Write out the data again in full, exactly as it reads.

Stored data
— start —
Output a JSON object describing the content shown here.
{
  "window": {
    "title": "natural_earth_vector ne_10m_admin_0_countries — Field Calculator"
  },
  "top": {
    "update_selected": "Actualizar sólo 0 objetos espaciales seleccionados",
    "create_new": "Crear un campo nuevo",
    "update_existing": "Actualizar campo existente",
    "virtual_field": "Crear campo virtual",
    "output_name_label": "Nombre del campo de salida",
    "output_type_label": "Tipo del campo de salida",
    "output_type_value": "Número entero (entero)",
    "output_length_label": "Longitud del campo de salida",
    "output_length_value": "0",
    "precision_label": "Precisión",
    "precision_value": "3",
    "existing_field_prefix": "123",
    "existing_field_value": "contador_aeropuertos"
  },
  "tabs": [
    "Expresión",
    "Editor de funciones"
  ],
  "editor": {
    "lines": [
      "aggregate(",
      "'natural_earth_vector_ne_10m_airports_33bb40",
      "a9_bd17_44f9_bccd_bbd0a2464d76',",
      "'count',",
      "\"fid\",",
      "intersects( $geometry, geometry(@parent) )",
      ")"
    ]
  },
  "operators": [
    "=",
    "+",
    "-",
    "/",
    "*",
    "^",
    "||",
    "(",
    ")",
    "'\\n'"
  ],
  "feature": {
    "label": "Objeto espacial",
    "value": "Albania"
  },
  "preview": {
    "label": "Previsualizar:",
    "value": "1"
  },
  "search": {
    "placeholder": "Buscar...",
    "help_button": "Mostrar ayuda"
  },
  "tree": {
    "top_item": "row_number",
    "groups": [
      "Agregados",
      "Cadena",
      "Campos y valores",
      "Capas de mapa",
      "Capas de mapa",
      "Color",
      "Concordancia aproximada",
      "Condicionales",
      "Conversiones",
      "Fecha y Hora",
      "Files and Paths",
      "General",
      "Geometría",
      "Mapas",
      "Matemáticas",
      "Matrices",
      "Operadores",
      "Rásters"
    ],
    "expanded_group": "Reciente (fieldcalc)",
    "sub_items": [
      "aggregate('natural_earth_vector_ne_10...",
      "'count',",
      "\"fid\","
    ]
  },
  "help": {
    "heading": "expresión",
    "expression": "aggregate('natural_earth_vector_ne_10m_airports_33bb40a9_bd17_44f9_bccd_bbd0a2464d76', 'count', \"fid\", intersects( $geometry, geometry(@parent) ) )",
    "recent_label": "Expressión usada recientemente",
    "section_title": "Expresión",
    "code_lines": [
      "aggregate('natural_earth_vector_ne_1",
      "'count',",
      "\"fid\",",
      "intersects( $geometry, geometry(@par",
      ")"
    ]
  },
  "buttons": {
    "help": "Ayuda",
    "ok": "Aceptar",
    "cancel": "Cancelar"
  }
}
— end —
■ SOLVED EXERCISE
Output a JSON object describing the content shown here.
{
  "window": {
    "title": "natural_earth_vector ne_10m_admin_0_countries — Field Calculator"
  },
  "top": {
    "update_selected": "Actualizar sólo 0 objetos espaciales seleccionados",
    "create_new": "Crear un campo nuevo",
    "update_existing": "Actualizar campo existente",
    "virtual_field": "Crear campo virtual",
    "output_name_label": "Nombre del campo de salida",
    "output_type_label": "Tipo del campo de salida",
    "output_type_value": "Número entero (entero)",
    "output_length_label": "Longitud del campo de salida",
    "output_length_value": "0",
    "precision_label": "Precisión",
    "precision_value": "3",
    "existing_field_prefix": "123",
    "existing_field_value": "contador_aeropuertos"
  },
  "tabs": [
    "Expresión",
    "Editor de funciones"
  ],
  "editor": {
    "lines": [
      "aggregate(",
      "'natural_earth_vector_ne_10m_airports_33bb40",
      "a9_bd17_44f9_bccd_bbd0a2464d76',",
      "'count',",
      "\"fid\",",
      "intersects( $geometry, geometry(@parent) )",
      ")"
    ]
  },
  "operators": [
    "=",
    "+",
    "-",
    "/",
    "*",
    "^",
    "||",
    "(",
    ")",
    "'\\n'"
  ],
  "feature": {
    "label": "Objeto espacial",
    "value": "Albania"
  },
  "preview": {
    "label": "Previsualizar:",
    "value": "1"
  },
  "search": {
    "placeholder": "Buscar...",
    "help_button": "Mostrar ayuda"
  },
  "tree": {
    "top_item": "row_number",
    "groups": [
      "Agregados",
      "Cadena",
      "Campos y valores",
      "Capas de mapa",
      "Capas de mapa",
      "Color",
      "Concordancia aproximada",
      "Condicionales",
      "Conversiones",
      "Fecha y Hora",
      "Files and Paths",
      "General",
      "Geometría",
      "Mapas",
      "Matemáticas",
      "Matrices",
      "Operadores",
      "Rásters"
    ],
    "expanded_group": "Reciente (fieldcalc)",
    "sub_items": [
      "aggregate('natural_earth_vector_ne_10...",
      "'count',",
      "\"fid\","
    ]
  },
  "help": {
    "heading": "expresión",
    "expression": "aggregate('natural_earth_vector_ne_10m_airports_33bb40a9_bd17_44f9_bccd_bbd0a2464d76', 'count', \"fid\", intersects( $geometry, geometry(@parent) ) )",
    "recent_label": "Expressión usada recientemente",
    "section_title": "Expresión",
    "code_lines": [
      "aggregate('natural_earth_vector_ne_1",
      "'count',",
      "\"fid\",",
      "intersects( $geometry, geometry(@par",
      ")"
    ]
  },
  "buttons": {
    "help": "Ayuda",
    "ok": "Aceptar",
    "cancel": "Cancelar"
  }
}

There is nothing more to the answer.